> [What to work on]
Write out the material exactly, with the pictures left out.
## Start
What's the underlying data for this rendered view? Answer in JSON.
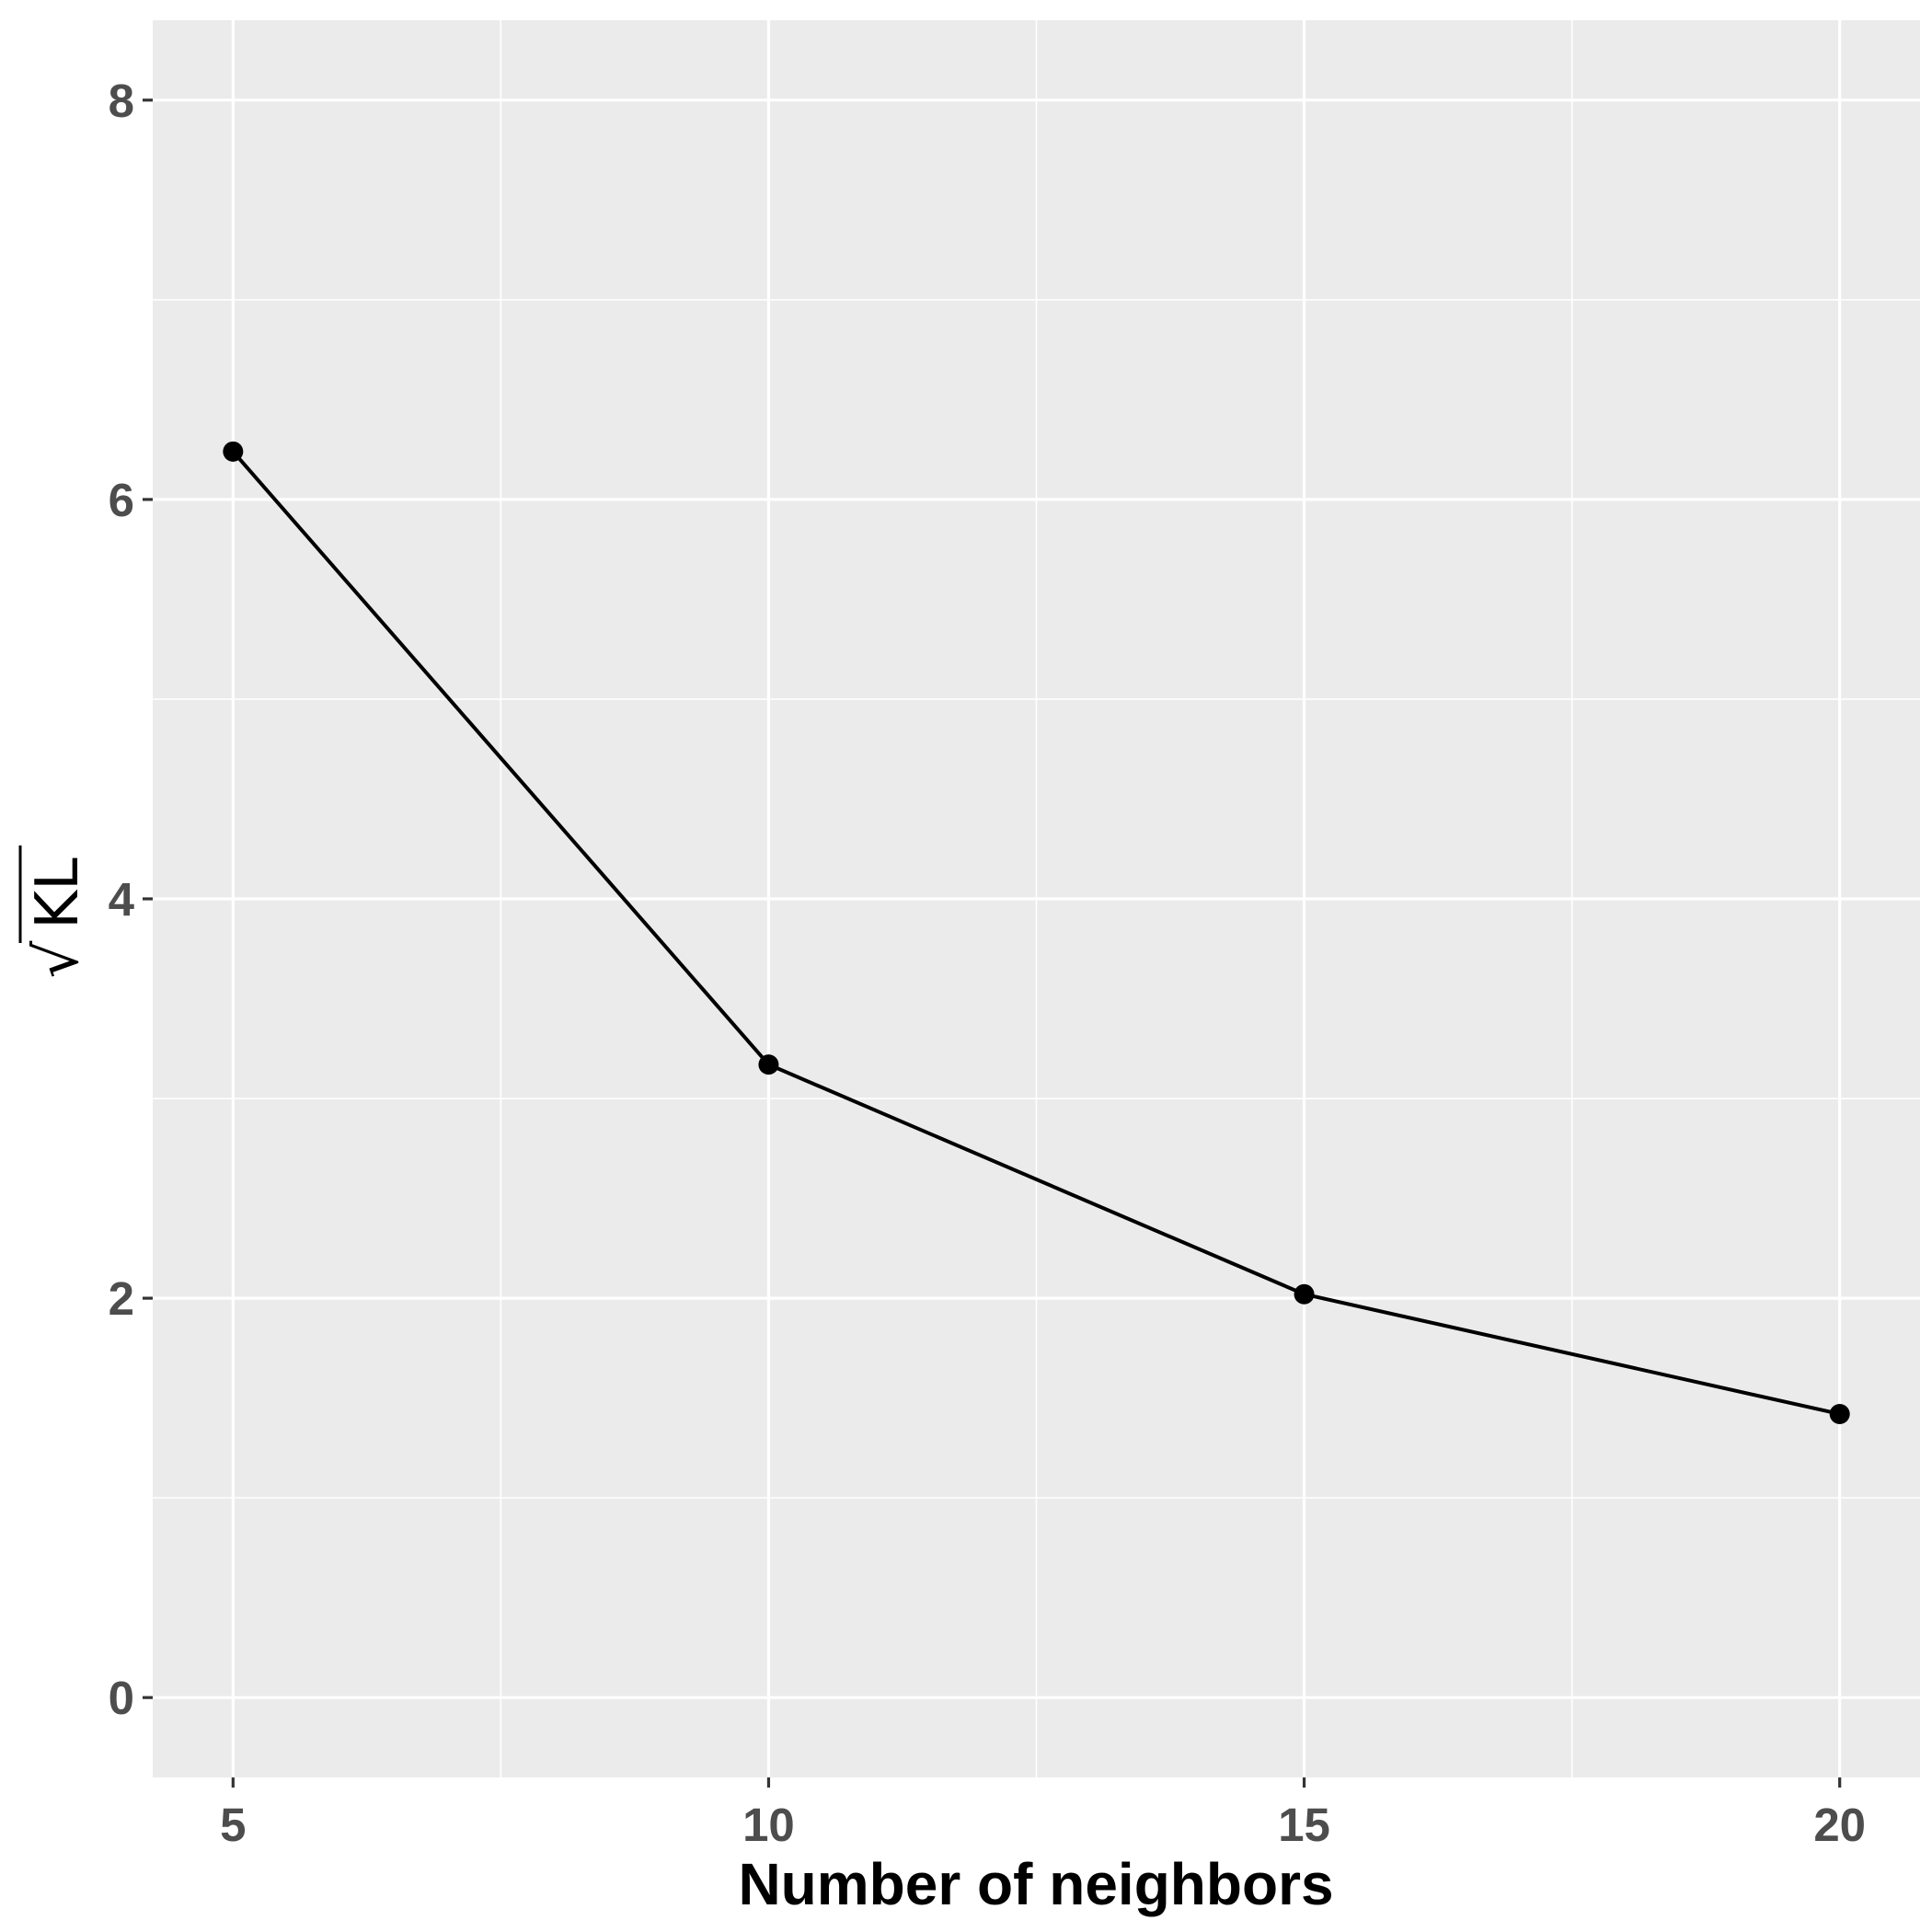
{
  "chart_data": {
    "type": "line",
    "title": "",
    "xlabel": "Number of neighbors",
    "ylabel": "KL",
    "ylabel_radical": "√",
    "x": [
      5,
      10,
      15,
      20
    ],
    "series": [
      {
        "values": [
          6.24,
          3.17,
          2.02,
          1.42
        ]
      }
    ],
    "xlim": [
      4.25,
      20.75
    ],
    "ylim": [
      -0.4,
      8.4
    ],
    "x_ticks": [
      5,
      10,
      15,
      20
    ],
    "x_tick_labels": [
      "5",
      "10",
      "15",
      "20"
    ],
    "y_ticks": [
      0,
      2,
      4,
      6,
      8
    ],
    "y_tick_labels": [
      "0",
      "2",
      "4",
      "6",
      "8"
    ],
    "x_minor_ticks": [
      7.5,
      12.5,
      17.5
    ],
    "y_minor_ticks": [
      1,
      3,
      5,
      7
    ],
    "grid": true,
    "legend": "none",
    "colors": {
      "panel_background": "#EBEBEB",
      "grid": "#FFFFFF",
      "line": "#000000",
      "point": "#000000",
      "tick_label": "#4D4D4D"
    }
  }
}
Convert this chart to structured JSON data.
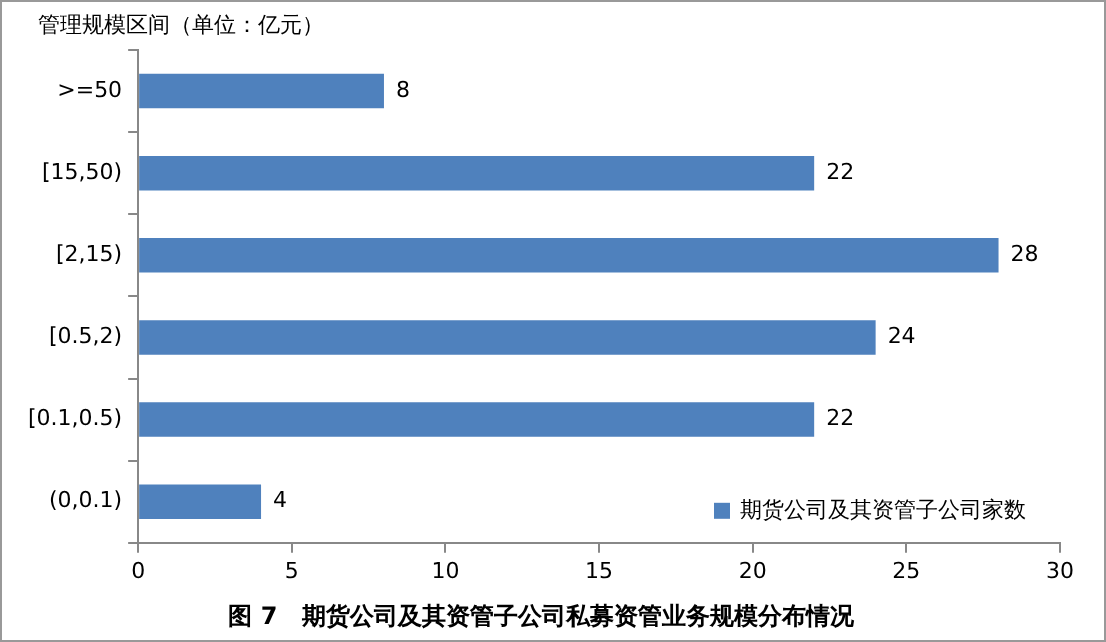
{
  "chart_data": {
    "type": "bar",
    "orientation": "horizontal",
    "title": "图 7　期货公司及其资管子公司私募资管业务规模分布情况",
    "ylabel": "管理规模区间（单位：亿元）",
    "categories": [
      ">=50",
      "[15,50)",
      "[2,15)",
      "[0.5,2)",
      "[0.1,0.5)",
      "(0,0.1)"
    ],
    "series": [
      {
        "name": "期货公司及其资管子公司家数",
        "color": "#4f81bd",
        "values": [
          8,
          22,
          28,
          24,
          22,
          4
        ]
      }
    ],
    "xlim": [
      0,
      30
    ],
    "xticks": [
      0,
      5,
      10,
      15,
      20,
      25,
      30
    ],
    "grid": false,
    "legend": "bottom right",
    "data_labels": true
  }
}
## End
> [Output of the task]
What's the underlying data for this rendered view? Answer in JSON.
{
  "chart_data": {
    "type": "line",
    "title": "",
    "xlabel": "Number of neighbors",
    "ylabel": "KL",
    "ylabel_radical": "√",
    "x": [
      5,
      10,
      15,
      20
    ],
    "series": [
      {
        "values": [
          6.24,
          3.17,
          2.02,
          1.42
        ]
      }
    ],
    "xlim": [
      4.25,
      20.75
    ],
    "ylim": [
      -0.4,
      8.4
    ],
    "x_ticks": [
      5,
      10,
      15,
      20
    ],
    "x_tick_labels": [
      "5",
      "10",
      "15",
      "20"
    ],
    "y_ticks": [
      0,
      2,
      4,
      6,
      8
    ],
    "y_tick_labels": [
      "0",
      "2",
      "4",
      "6",
      "8"
    ],
    "x_minor_ticks": [
      7.5,
      12.5,
      17.5
    ],
    "y_minor_ticks": [
      1,
      3,
      5,
      7
    ],
    "grid": true,
    "legend": "none",
    "colors": {
      "panel_background": "#EBEBEB",
      "grid": "#FFFFFF",
      "line": "#000000",
      "point": "#000000",
      "tick_label": "#4D4D4D"
    }
  }
}
Convert this chart to structured JSON data.
{
  "chart_data": {
    "type": "bar",
    "orientation": "horizontal",
    "title": "图 7　期货公司及其资管子公司私募资管业务规模分布情况",
    "ylabel": "管理规模区间（单位：亿元）",
    "categories": [
      ">=50",
      "[15,50)",
      "[2,15)",
      "[0.5,2)",
      "[0.1,0.5)",
      "(0,0.1)"
    ],
    "series": [
      {
        "name": "期货公司及其资管子公司家数",
        "color": "#4f81bd",
        "values": [
          8,
          22,
          28,
          24,
          22,
          4
        ]
      }
    ],
    "xlim": [
      0,
      30
    ],
    "xticks": [
      0,
      5,
      10,
      15,
      20,
      25,
      30
    ],
    "grid": false,
    "legend": "bottom right",
    "data_labels": true
  }
}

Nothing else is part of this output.